* **Task prompt**
Copy each line containing the word "partagent" from the records that follow, please.

* **Data extract**
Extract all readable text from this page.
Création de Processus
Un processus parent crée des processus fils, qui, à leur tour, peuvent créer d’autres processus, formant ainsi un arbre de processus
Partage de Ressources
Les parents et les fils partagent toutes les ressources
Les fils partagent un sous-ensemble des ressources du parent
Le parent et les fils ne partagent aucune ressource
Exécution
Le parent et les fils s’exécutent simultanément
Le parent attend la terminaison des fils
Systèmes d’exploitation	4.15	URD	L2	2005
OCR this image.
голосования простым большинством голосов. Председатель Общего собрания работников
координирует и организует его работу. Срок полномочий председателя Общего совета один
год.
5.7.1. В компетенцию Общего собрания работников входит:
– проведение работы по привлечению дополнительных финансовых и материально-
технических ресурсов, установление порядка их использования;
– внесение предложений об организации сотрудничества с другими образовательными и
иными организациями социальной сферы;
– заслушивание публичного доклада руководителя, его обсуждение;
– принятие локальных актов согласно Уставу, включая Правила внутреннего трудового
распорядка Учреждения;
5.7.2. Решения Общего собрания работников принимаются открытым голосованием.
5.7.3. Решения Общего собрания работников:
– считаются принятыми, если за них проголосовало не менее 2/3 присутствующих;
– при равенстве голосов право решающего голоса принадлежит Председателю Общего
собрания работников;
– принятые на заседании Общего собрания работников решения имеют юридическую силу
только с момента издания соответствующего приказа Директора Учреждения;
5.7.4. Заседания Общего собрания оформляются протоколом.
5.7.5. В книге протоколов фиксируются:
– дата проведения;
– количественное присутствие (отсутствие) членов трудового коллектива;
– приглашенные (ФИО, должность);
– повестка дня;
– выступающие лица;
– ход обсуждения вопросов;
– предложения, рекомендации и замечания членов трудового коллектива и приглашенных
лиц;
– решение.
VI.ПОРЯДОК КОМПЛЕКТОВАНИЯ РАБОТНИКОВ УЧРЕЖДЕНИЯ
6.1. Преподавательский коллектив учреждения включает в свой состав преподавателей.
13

* **Solution to this task**
Les parents et les fils partagent toutes les ressources
Les fils partagent un sous-ensemble des ressources du parent
Le parent et les fils ne partagent aucune ressource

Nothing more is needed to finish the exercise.